» Objective
Copy out the items word for word, from the very first one through the line that contains "The bearings 10 is at (300, 213).", including both ends. Leave the pictures out of your answer.

Dataset entries:
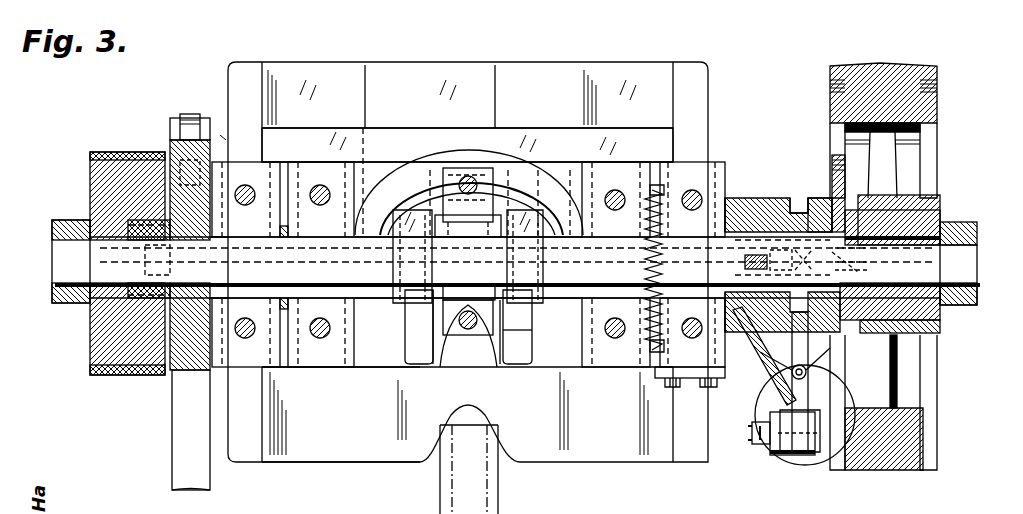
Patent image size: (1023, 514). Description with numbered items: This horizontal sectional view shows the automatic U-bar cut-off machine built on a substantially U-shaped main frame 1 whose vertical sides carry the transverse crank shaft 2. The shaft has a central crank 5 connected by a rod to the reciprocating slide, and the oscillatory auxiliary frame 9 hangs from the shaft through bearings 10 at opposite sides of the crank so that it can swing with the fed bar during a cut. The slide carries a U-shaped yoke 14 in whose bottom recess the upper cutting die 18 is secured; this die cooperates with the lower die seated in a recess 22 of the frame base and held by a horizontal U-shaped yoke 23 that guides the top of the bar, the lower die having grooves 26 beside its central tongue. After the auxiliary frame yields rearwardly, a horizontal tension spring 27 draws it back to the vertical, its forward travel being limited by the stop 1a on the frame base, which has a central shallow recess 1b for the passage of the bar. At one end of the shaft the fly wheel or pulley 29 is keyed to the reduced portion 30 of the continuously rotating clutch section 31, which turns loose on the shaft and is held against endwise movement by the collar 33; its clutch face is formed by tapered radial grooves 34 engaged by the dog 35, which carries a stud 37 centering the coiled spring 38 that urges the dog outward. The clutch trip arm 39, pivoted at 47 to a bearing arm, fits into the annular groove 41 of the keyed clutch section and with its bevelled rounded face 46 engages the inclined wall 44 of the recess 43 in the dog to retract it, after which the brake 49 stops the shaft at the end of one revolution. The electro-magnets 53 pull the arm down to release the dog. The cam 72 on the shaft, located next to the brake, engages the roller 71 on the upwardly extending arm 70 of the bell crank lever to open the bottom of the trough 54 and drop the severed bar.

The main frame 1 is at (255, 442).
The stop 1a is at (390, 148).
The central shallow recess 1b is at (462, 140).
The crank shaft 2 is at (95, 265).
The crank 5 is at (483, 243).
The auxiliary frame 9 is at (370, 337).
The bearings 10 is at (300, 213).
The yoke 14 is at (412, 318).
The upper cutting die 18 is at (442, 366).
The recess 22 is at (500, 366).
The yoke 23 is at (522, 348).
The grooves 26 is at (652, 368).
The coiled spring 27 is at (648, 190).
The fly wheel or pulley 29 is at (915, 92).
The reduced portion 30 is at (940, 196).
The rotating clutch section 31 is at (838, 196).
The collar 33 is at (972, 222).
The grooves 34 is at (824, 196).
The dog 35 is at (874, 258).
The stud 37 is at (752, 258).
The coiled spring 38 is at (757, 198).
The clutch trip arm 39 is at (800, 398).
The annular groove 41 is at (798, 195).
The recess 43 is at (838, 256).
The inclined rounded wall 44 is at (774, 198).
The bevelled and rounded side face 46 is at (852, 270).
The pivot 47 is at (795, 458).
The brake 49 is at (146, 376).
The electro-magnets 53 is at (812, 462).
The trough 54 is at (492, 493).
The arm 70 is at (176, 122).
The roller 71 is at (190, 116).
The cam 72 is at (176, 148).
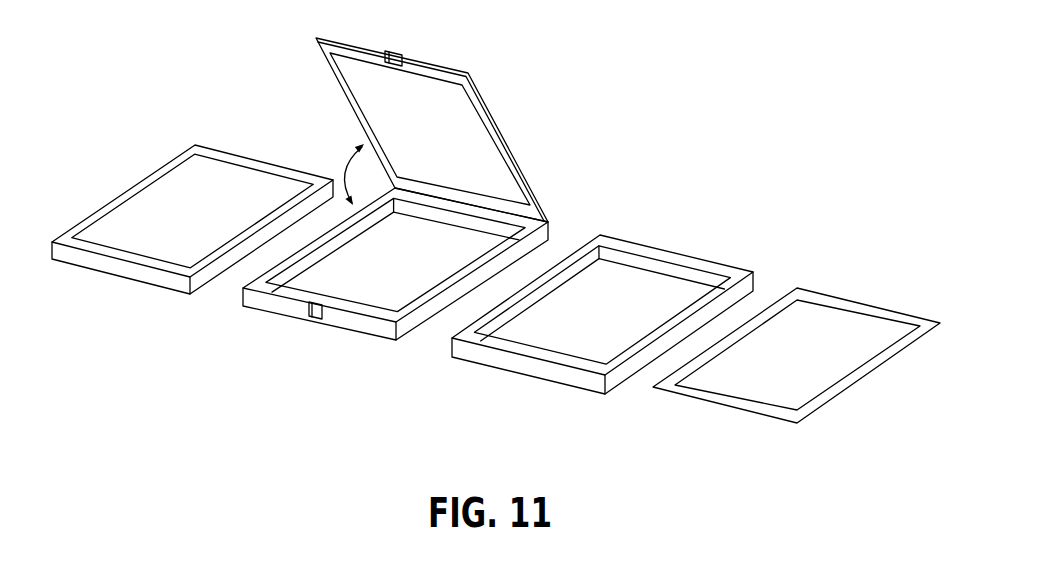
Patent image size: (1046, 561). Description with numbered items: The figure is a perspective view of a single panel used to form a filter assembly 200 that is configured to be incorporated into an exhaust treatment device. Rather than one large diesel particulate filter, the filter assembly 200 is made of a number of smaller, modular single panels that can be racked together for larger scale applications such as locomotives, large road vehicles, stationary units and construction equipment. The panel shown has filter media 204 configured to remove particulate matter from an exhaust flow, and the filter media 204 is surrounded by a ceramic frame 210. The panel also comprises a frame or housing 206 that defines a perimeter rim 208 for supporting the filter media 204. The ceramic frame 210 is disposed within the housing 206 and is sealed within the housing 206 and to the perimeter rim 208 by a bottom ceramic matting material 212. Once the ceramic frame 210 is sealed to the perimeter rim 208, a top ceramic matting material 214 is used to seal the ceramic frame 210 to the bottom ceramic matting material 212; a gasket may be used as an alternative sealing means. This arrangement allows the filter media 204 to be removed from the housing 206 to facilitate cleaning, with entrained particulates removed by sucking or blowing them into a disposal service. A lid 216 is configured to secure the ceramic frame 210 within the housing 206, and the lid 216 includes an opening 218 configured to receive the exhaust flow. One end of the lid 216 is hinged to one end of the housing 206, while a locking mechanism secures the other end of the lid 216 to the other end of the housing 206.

» Answer to this exercise
Patent image size: (1023, 514). Description with numbered items: This horizontal sectional view shows the automatic U-bar cut-off machine built on a substantially U-shaped main frame 1 whose vertical sides carry the transverse crank shaft 2. The shaft has a central crank 5 connected by a rod to the reciprocating slide, and the oscillatory auxiliary frame 9 hangs from the shaft through bearings 10 at opposite sides of the crank so that it can swing with the fed bar during a cut. The slide carries a U-shaped yoke 14 in whose bottom recess the upper cutting die 18 is secured; this die cooperates with the lower die seated in a recess 22 of the frame base and held by a horizontal U-shaped yoke 23 that guides the top of the bar, the lower die having grooves 26 beside its central tongue. After the auxiliary frame yields rearwardly, a horizontal tension spring 27 draws it back to the vertical, its forward travel being limited by the stop 1a on the frame base, which has a central shallow recess 1b for the passage of the bar. At one end of the shaft the fly wheel or pulley 29 is keyed to the reduced portion 30 of the continuously rotating clutch section 31, which turns loose on the shaft and is held against endwise movement by the collar 33; its clutch face is formed by tapered radial grooves 34 engaged by the dog 35, which carries a stud 37 centering the coiled spring 38 that urges the dog outward. The clutch trip arm 39, pivoted at 47 to a bearing arm, fits into the annular groove 41 of the keyed clutch section and with its bevelled rounded face 46 engages the inclined wall 44 of the recess 43 in the dog to retract it, after which the brake 49 stops the shaft at the end of one revolution. The electro-magnets 53 pull the arm down to release the dog. The cam 72 on the shaft, located next to the brake, engages the roller 71 on the upwardly extending arm 70 of the bell crank lever to open the bottom of the trough 54 and drop the severed bar.

The main frame 1 is at (255, 442).
The stop 1a is at (390, 148).
The central shallow recess 1b is at (462, 140).
The crank shaft 2 is at (95, 265).
The crank 5 is at (483, 243).
The auxiliary frame 9 is at (370, 337).
The bearings 10 is at (300, 213).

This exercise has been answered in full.